## SET TASK
Repeat the listing in full, preserving every character.

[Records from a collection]
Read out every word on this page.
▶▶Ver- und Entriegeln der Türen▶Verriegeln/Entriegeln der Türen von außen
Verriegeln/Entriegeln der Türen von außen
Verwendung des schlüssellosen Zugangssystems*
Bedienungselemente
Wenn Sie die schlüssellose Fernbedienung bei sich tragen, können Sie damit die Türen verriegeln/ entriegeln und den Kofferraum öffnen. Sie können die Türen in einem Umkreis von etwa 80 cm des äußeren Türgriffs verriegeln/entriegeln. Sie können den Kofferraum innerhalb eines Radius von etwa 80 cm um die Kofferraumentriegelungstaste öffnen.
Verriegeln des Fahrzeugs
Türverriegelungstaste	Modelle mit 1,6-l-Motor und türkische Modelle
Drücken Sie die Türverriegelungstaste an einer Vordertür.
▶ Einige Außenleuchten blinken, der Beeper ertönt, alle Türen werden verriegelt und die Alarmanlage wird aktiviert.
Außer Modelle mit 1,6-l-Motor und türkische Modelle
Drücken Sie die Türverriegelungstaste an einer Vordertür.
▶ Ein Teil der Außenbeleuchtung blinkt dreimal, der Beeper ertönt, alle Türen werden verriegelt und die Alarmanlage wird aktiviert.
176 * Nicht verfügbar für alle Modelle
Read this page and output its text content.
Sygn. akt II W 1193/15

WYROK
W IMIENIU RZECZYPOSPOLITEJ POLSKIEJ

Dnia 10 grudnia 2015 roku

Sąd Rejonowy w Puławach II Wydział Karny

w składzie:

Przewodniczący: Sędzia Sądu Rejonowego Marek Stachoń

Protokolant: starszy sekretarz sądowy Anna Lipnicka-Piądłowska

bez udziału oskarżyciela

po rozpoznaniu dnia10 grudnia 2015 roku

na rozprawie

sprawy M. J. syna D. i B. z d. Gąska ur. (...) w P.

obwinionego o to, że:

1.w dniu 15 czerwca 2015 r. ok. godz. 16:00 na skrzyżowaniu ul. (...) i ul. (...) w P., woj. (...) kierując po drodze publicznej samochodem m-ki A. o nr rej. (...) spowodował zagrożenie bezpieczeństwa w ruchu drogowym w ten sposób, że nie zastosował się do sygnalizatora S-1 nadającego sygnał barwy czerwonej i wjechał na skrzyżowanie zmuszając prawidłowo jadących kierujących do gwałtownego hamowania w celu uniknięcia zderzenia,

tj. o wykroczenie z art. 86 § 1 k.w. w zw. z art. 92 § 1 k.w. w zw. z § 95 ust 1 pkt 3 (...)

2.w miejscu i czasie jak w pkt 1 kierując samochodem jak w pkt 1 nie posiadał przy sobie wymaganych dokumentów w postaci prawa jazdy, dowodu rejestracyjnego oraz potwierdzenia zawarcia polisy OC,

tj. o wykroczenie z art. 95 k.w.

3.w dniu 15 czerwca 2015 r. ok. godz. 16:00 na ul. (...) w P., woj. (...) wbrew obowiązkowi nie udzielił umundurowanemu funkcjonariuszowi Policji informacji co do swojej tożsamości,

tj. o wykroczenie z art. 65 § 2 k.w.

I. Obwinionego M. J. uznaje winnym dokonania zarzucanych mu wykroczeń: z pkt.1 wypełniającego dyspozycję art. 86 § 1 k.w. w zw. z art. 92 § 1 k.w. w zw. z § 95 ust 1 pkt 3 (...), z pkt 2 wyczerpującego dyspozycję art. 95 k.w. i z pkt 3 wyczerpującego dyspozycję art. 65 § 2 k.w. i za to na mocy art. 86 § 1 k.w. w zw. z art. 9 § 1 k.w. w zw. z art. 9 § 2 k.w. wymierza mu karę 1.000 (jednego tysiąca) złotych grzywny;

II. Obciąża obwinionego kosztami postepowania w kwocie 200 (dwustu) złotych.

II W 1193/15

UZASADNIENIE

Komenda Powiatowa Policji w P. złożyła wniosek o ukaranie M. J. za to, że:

## CORRECT RESULT
Read out every word on this page.
▶▶Ver- und Entriegeln der Türen▶Verriegeln/Entriegeln der Türen von außen
Verriegeln/Entriegeln der Türen von außen
Verwendung des schlüssellosen Zugangssystems*
Bedienungselemente
Wenn Sie die schlüssellose Fernbedienung bei sich tragen, können Sie damit die Türen verriegeln/ entriegeln und den Kofferraum öffnen. Sie können die Türen in einem Umkreis von etwa 80 cm des äußeren Türgriffs verriegeln/entriegeln. Sie können den Kofferraum innerhalb eines Radius von etwa 80 cm um die Kofferraumentriegelungstaste öffnen.
Verriegeln des Fahrzeugs
Türverriegelungstaste	Modelle mit 1,6-l-Motor und türkische Modelle
Drücken Sie die Türverriegelungstaste an einer Vordertür.
▶ Einige Außenleuchten blinken, der Beeper ertönt, alle Türen werden verriegelt und die Alarmanlage wird aktiviert.
Außer Modelle mit 1,6-l-Motor und türkische Modelle
Drücken Sie die Türverriegelungstaste an einer Vordertür.
▶ Ein Teil der Außenbeleuchtung blinkt dreimal, der Beeper ertönt, alle Türen werden verriegelt und die Alarmanlage wird aktiviert.
176 * Nicht verfügbar für alle Modelle
Read this page and output its text content.
Sygn. akt II W 1193/15

WYROK
W IMIENIU RZECZYPOSPOLITEJ POLSKIEJ

Dnia 10 grudnia 2015 roku

Sąd Rejonowy w Puławach II Wydział Karny

w składzie:

Przewodniczący: Sędzia Sądu Rejonowego Marek Stachoń

Protokolant: starszy sekretarz sądowy Anna Lipnicka-Piądłowska

bez udziału oskarżyciela

po rozpoznaniu dnia10 grudnia 2015 roku

na rozprawie

sprawy M. J. syna D. i B. z d. Gąska ur. (...) w P.

obwinionego o to, że:

1.w dniu 15 czerwca 2015 r. ok. godz. 16:00 na skrzyżowaniu ul. (...) i ul. (...) w P., woj. (...) kierując po drodze publicznej samochodem m-ki A. o nr rej. (...) spowodował zagrożenie bezpieczeństwa w ruchu drogowym w ten sposób, że nie zastosował się do sygnalizatora S-1 nadającego sygnał barwy czerwonej i wjechał na skrzyżowanie zmuszając prawidłowo jadących kierujących do gwałtownego hamowania w celu uniknięcia zderzenia,

tj. o wykroczenie z art. 86 § 1 k.w. w zw. z art. 92 § 1 k.w. w zw. z § 95 ust 1 pkt 3 (...)

2.w miejscu i czasie jak w pkt 1 kierując samochodem jak w pkt 1 nie posiadał przy sobie wymaganych dokumentów w postaci prawa jazdy, dowodu rejestracyjnego oraz potwierdzenia zawarcia polisy OC,

tj. o wykroczenie z art. 95 k.w.

3.w dniu 15 czerwca 2015 r. ok. godz. 16:00 na ul. (...) w P., woj. (...) wbrew obowiązkowi nie udzielił umundurowanemu funkcjonariuszowi Policji informacji co do swojej tożsamości,

tj. o wykroczenie z art. 65 § 2 k.w.

I. Obwinionego M. J. uznaje winnym dokonania zarzucanych mu wykroczeń: z pkt.1 wypełniającego dyspozycję art. 86 § 1 k.w. w zw. z art. 92 § 1 k.w. w zw. z § 95 ust 1 pkt 3 (...), z pkt 2 wyczerpującego dyspozycję art. 95 k.w. i z pkt 3 wyczerpującego dyspozycję art. 65 § 2 k.w. i za to na mocy art. 86 § 1 k.w. w zw. z art. 9 § 1 k.w. w zw. z art. 9 § 2 k.w. wymierza mu karę 1.000 (jednego tysiąca) złotych grzywny;

II. Obciąża obwinionego kosztami postepowania w kwocie 200 (dwustu) złotych.

II W 1193/15

UZASADNIENIE

Komenda Powiatowa Policji w P. złożyła wniosek o ukaranie M. J. za to, że:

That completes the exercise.